Data extracted from a collection =
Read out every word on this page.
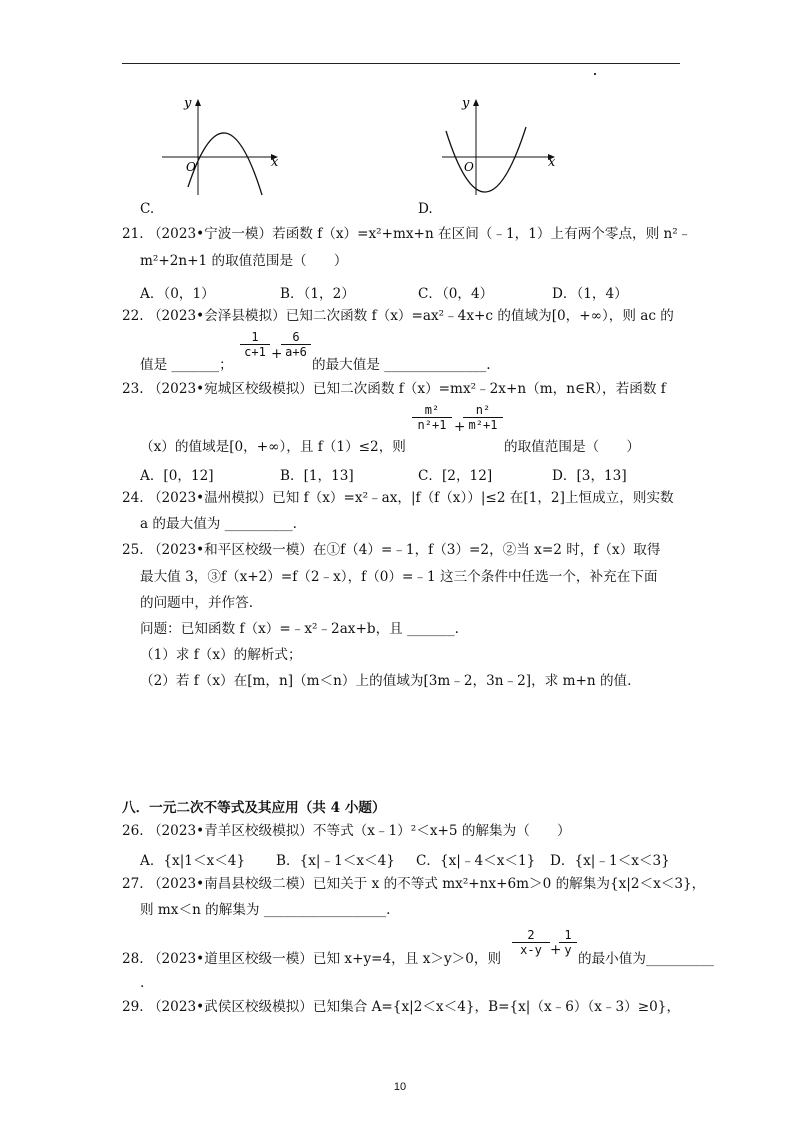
y
x
O
C.
y
x
O
D.
21. （2023•宁波一模）若函数 f（x）=x²+mx+n 在区间（﹣1，1）上有两个零点，则 n²﹣
m²+2n+1 的取值范围是（　　）
A．（0，1）	B．（1，2）	C．（0，4）	D．（1，4）
22. （2023•会泽县模拟）已知二次函数 f（x）=ax²﹣4x+c 的值域为[0，+∞），则 ac 的
值是 _______；
$\frac{1}{c+1}$ +
$\frac{6}{a+6}$
的最大值是 _______________.
23. （2023•宛城区校级模拟）已知二次函数 f（x）=mx²﹣2x+n（m，n∈R），若函数 f
（x）的值域是[0，+∞），且 f（1）≤2，则
$\frac{\text{m²}}{\text{n²+1}}$ +
$\frac{\text{n²}}{\text{m²+1}}$
的取值范围是（　　）
A．[0，12]	B．[1，13]	C．[2，12]	D．[3，13]
24. （2023•温州模拟）已知 f（x）=x²﹣ax，|f（f（x））|≤2 在[1，2]上恒成立，则实数
a 的最大值为 __________.
25. （2023•和平区校级一模）在①f（4）=﹣1，f（3）=2，②当 x=2 时，f（x）取得
最大值 3，③f（x+2）=f（2﹣x），f（0）=﹣1 这三个条件中任选一个，补充在下面
的问题中，并作答.
问题：已知函数 f（x）=﹣x²﹣2ax+b，且 _______.
（1）求 f（x）的解析式；
（2）若 f（x）在[m，n]（m＜n）上的值域为[3m﹣2，3n﹣2]，求 m+n 的值.
八．一元二次不等式及其应用（共 4 小题）
26. （2023•青羊区校级模拟）不等式（x﹣1）²＜x+5 的解集为（　　）
A．{x|1＜x＜4} B．{x|﹣1＜x＜4} C．{x|﹣4＜x＜1} D．{x|﹣1＜x＜3}
27. （2023•南昌县校级二模）已知关于 x 的不等式 mx²+nx+6m＞0 的解集为{x|2＜x＜3}，
则 mx＜n 的解集为 __________________.
28. （2023•道里区校级一模）已知 x+y=4，且 x＞y＞0，则
$\frac{2}{x-y}$ +
$\frac{1}{y}$
的最小值为__________
.
29. （2023•武侯区校级模拟）已知集合 A={x|2＜x＜4}，B={x|（x﹣6）（x﹣3）≥0}，
10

TASK INSTRUCTIONS =
Each line in the entries above that includes the string "frac" should be extracted.

EXERCISE RESULT =
$\frac{1}{c+1}$ +
$\frac{6}{a+6}$
$\frac{\text{m²}}{\text{n²+1}}$ +
$\frac{\text{n²}}{\text{m²+1}}$
$\frac{2}{x-y}$ +
$\frac{1}{y}$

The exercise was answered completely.